Written instruction: Below is a listing; write it out exactly and drop any images from it.

---------- Material provided ----------

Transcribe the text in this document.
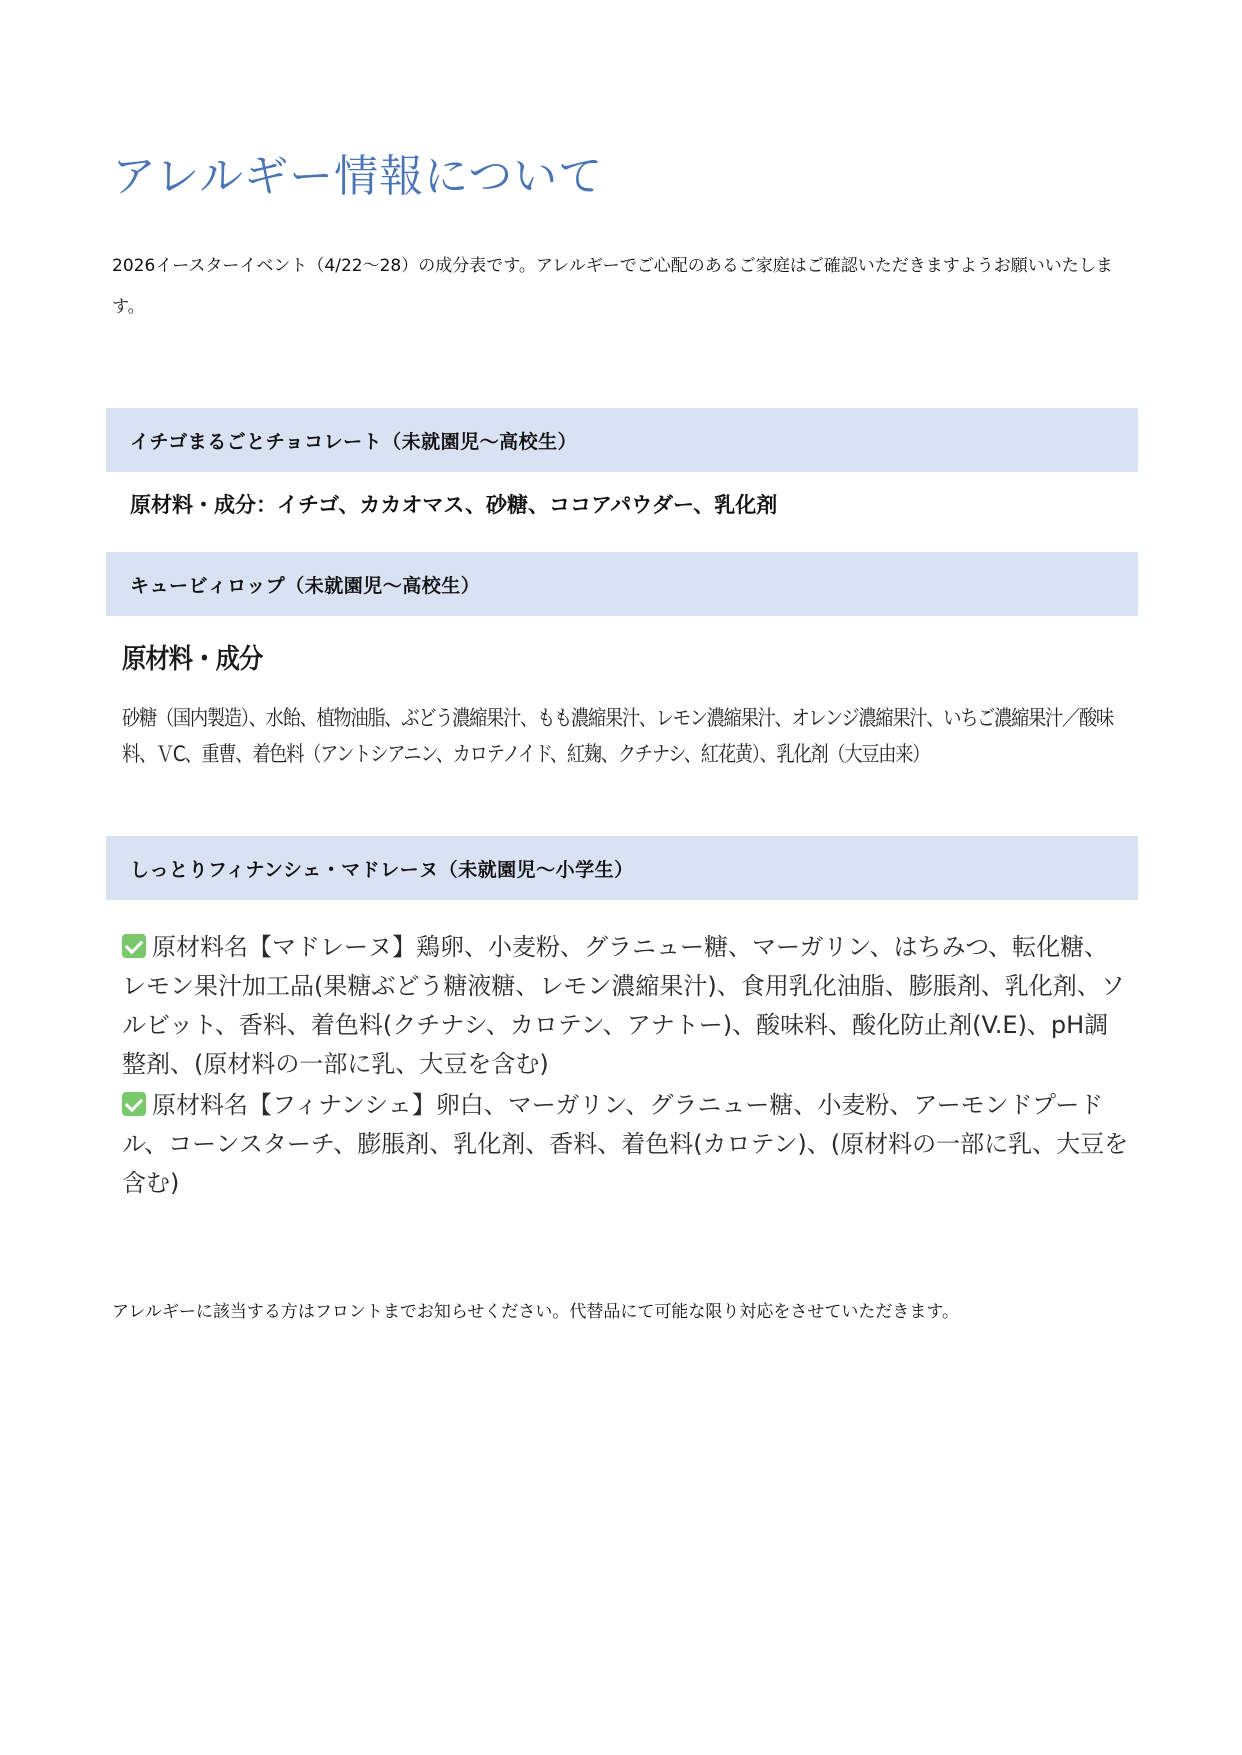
アレルギー情報について

2026イースターイベント（4/22～28）の成分表です。アレルギーでご心配のあるご家庭はご確認いただきますようお願いいたします。

イチゴまるごとチョコレート（未就園児～高校生）
原材料・成分：イチゴ、カカオマス、砂糖、ココアパウダー、乳化剤
キュービィロップ（未就園児～高校生）
原材料・成分

砂糖（国内製造）、水飴、植物油脂、ぶどう濃縮果汁、もも濃縮果汁、レモン濃縮果汁、オレンジ濃縮果汁、いちご濃縮果汁／酸味料、ＶC、重曹、着色料（アントシアニン、カロテノイド、紅麹、クチナシ、紅花黄）、乳化剤（大豆由来）

しっとりフィナンシェ・マドレーヌ（未就園児～小学生）

原材料名【マドレーヌ】鶏卵、小麦粉、グラニュー糖、マーガリン、はちみつ、転化糖、レモン果汁加工品(果糖ぶどう糖液糖、レモン濃縮果汁)、食用乳化油脂、膨脹剤、乳化剤、ソルビット、香料、着色料(クチナシ、カロテン、アナトー)、酸味料、酸化防止剤(V.E)、pH調整剤、(原材料の一部に乳、大豆を含む)

原材料名【フィナンシェ】卵白、マーガリン、グラニュー糖、小麦粉、アーモンドプードル、コーンスターチ、膨脹剤、乳化剤、香料、着色料(カロテン)、(原材料の一部に乳、大豆を含む)

アレルギーに該当する方はフロントまでお知らせください。代替品にて可能な限り対応をさせていただきます。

----------

Task answer:
Transcribe the text in this document.
アレルギー情報について

2026イースターイベント（4/22～28）の成分表です。アレルギーでご心配のあるご家庭はご確認いただきますようお願いいたします。

イチゴまるごとチョコレート（未就園児～高校生）
原材料・成分：イチゴ、カカオマス、砂糖、ココアパウダー、乳化剤
キュービィロップ（未就園児～高校生）
原材料・成分

砂糖（国内製造）、水飴、植物油脂、ぶどう濃縮果汁、もも濃縮果汁、レモン濃縮果汁、オレンジ濃縮果汁、いちご濃縮果汁／酸味料、ＶC、重曹、着色料（アントシアニン、カロテノイド、紅麹、クチナシ、紅花黄）、乳化剤（大豆由来）

しっとりフィナンシェ・マドレーヌ（未就園児～小学生）

原材料名【マドレーヌ】鶏卵、小麦粉、グラニュー糖、マーガリン、はちみつ、転化糖、レモン果汁加工品(果糖ぶどう糖液糖、レモン濃縮果汁)、食用乳化油脂、膨脹剤、乳化剤、ソルビット、香料、着色料(クチナシ、カロテン、アナトー)、酸味料、酸化防止剤(V.E)、pH調整剤、(原材料の一部に乳、大豆を含む)

原材料名【フィナンシェ】卵白、マーガリン、グラニュー糖、小麦粉、アーモンドプードル、コーンスターチ、膨脹剤、乳化剤、香料、着色料(カロテン)、(原材料の一部に乳、大豆を含む)

アレルギーに該当する方はフロントまでお知らせください。代替品にて可能な限り対応をさせていただきます。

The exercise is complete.